Source data →
>> Start

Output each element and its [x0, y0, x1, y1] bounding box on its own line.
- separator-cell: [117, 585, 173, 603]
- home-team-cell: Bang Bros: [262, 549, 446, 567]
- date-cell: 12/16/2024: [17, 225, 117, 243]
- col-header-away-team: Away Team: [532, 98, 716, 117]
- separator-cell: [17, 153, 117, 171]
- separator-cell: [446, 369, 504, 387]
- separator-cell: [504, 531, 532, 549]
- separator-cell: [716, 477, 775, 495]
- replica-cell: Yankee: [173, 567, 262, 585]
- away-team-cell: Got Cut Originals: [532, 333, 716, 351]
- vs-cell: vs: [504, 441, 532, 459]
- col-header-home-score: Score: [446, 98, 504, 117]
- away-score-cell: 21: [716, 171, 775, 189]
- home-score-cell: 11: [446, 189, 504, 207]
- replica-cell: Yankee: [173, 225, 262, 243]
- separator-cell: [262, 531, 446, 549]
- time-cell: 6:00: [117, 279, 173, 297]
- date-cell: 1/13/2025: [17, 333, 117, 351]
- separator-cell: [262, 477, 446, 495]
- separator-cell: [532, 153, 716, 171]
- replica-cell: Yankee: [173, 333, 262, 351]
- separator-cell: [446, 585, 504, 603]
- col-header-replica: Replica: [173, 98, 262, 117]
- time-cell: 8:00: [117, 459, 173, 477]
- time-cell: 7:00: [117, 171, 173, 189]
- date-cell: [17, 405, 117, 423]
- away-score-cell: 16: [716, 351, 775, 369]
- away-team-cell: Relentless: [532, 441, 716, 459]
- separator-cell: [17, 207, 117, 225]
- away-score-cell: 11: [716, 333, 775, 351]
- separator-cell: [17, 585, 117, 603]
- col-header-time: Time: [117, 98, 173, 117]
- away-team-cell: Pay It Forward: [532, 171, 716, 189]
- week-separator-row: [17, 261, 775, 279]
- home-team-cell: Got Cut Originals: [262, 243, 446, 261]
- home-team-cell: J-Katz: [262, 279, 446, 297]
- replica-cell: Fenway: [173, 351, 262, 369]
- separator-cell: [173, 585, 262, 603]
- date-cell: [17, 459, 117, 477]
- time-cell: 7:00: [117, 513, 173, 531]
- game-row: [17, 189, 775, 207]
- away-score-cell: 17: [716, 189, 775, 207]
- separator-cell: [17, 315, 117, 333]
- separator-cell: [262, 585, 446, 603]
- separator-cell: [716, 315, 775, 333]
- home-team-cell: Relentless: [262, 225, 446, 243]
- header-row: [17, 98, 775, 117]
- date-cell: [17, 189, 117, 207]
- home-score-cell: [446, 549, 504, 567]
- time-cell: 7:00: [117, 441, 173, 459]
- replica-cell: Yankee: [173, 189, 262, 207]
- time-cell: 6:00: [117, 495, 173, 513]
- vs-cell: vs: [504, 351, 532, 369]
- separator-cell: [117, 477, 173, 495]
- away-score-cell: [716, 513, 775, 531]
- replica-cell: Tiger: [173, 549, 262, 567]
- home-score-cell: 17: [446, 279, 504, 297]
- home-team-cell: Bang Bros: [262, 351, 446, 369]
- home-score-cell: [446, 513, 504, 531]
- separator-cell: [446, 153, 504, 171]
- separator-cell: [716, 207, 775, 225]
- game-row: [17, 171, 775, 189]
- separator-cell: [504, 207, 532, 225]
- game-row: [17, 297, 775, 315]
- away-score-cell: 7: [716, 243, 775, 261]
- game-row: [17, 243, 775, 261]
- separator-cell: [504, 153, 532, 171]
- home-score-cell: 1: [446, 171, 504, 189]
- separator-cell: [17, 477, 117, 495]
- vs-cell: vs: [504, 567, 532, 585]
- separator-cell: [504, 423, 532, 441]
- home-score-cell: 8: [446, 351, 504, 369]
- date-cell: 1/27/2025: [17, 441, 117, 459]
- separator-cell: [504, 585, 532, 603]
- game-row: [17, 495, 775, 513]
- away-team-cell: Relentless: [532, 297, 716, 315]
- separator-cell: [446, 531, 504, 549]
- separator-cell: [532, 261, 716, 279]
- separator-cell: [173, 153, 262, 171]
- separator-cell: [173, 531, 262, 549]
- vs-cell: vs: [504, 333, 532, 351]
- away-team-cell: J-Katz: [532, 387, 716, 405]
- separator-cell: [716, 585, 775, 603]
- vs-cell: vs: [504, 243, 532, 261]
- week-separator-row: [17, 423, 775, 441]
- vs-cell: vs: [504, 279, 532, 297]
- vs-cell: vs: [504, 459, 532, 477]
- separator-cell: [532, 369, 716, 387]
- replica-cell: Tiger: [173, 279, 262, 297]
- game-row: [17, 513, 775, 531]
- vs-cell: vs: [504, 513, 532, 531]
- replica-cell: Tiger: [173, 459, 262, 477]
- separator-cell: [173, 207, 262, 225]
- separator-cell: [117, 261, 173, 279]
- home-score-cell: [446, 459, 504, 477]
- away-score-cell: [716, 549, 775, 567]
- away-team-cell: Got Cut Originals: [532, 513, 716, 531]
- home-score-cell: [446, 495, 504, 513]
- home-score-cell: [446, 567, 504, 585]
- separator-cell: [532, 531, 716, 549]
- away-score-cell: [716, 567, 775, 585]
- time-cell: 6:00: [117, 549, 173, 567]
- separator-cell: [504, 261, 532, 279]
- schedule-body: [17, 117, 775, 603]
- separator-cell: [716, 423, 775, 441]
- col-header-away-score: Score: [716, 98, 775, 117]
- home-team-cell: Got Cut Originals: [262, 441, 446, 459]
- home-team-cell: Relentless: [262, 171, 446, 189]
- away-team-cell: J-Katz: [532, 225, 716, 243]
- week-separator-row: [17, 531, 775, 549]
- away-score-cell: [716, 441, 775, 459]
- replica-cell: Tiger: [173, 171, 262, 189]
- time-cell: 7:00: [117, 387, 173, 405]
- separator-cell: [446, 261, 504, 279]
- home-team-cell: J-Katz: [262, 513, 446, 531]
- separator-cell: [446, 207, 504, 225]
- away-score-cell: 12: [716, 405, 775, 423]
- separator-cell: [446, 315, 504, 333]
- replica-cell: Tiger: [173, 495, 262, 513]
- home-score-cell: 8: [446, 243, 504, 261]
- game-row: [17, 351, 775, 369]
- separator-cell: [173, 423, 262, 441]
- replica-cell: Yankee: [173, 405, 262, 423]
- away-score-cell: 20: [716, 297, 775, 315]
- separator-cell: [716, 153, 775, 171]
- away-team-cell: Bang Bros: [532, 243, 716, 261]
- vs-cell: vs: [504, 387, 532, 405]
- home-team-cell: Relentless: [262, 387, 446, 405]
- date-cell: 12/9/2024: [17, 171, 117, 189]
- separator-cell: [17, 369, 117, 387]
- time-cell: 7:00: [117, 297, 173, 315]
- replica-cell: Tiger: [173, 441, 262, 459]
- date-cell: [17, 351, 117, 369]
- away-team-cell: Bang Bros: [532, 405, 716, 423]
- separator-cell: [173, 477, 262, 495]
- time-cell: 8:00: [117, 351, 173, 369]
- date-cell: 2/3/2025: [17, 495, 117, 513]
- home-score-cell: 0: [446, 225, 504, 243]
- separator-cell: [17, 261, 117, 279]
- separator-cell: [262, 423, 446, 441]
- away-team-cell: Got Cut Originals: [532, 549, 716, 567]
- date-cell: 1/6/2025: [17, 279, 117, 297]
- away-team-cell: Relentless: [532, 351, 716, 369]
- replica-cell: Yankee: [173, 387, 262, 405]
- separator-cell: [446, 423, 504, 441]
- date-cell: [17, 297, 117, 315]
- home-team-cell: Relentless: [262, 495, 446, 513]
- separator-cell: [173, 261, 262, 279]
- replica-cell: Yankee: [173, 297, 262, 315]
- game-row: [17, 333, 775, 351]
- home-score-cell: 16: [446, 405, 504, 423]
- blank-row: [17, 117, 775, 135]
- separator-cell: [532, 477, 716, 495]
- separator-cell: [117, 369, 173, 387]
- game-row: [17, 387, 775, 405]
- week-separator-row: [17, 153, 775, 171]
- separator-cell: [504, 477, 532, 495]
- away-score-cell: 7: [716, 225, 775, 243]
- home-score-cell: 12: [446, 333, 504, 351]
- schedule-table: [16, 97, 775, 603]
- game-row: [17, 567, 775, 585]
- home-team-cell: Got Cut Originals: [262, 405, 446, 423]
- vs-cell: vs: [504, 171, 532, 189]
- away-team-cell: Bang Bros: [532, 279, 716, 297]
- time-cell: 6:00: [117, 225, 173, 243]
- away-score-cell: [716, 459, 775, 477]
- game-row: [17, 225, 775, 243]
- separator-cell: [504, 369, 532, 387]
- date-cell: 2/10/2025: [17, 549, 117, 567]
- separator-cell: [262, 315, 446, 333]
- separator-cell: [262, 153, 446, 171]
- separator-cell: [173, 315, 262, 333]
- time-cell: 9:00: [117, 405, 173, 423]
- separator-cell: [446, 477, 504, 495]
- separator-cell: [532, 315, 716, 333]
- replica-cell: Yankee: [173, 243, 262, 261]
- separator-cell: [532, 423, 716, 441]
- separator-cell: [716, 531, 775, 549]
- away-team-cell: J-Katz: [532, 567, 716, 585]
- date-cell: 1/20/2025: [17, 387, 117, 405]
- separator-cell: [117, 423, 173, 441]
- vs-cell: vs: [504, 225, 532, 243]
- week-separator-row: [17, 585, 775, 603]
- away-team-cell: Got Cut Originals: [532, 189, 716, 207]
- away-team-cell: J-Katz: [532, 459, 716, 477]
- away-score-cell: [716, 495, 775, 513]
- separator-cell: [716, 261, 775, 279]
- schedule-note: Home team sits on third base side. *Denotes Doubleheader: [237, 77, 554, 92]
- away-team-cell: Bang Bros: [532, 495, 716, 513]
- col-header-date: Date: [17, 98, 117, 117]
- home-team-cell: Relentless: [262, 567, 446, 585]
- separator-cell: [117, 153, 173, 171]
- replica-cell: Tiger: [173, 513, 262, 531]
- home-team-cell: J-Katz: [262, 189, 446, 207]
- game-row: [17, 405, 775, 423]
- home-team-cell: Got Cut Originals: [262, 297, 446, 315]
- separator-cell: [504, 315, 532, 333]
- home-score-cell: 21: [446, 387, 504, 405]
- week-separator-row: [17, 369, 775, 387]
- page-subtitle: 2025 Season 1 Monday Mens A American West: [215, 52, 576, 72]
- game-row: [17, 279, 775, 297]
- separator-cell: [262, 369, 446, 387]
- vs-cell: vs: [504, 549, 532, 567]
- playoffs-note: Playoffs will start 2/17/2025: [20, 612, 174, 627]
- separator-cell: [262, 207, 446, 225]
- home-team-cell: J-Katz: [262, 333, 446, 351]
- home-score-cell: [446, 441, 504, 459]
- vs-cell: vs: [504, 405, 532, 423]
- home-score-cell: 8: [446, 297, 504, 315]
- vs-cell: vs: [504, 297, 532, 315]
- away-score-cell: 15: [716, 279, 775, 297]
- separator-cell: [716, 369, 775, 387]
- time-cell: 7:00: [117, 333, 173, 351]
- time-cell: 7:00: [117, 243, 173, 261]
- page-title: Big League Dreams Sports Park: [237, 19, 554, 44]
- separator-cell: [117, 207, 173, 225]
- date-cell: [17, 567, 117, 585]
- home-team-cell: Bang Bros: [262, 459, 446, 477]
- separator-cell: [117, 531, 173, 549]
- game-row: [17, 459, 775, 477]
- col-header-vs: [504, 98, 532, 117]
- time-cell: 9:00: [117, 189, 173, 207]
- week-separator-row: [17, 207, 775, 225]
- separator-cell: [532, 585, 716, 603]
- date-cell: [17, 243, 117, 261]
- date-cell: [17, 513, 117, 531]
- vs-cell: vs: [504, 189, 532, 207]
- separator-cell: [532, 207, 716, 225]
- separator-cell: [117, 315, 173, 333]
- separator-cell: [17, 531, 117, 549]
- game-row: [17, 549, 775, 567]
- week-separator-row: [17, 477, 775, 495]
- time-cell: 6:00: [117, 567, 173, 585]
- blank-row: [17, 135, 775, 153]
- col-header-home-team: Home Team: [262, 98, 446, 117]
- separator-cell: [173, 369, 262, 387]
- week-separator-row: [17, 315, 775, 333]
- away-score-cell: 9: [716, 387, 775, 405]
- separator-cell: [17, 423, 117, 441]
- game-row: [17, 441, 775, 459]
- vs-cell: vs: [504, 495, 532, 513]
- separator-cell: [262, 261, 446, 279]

>> End

Task to complete → Reproduce the material above, starting at its first line and ending with the line that contains "- away-team-cell: Relentless: [532, 441, 716, 459]", with that line included.

Written response →
Output each element and its [x0, y0, x1, y1] bounding box on its own line.
- separator-cell: [117, 585, 173, 603]
- home-team-cell: Bang Bros: [262, 549, 446, 567]
- date-cell: 12/16/2024: [17, 225, 117, 243]
- col-header-away-team: Away Team: [532, 98, 716, 117]
- separator-cell: [17, 153, 117, 171]
- separator-cell: [446, 369, 504, 387]
- separator-cell: [504, 531, 532, 549]
- separator-cell: [716, 477, 775, 495]
- replica-cell: Yankee: [173, 567, 262, 585]
- away-team-cell: Got Cut Originals: [532, 333, 716, 351]
- vs-cell: vs: [504, 441, 532, 459]
- col-header-home-score: Score: [446, 98, 504, 117]
- away-score-cell: 21: [716, 171, 775, 189]
- home-score-cell: 11: [446, 189, 504, 207]
- replica-cell: Yankee: [173, 225, 262, 243]
- separator-cell: [262, 531, 446, 549]
- time-cell: 6:00: [117, 279, 173, 297]
- date-cell: 1/13/2025: [17, 333, 117, 351]
- separator-cell: [262, 477, 446, 495]
- separator-cell: [532, 153, 716, 171]
- replica-cell: Yankee: [173, 333, 262, 351]
- separator-cell: [446, 585, 504, 603]
- col-header-replica: Replica: [173, 98, 262, 117]
- time-cell: 8:00: [117, 459, 173, 477]
- time-cell: 7:00: [117, 171, 173, 189]
- date-cell: [17, 405, 117, 423]
- away-score-cell: 16: [716, 351, 775, 369]
- away-team-cell: Relentless: [532, 441, 716, 459]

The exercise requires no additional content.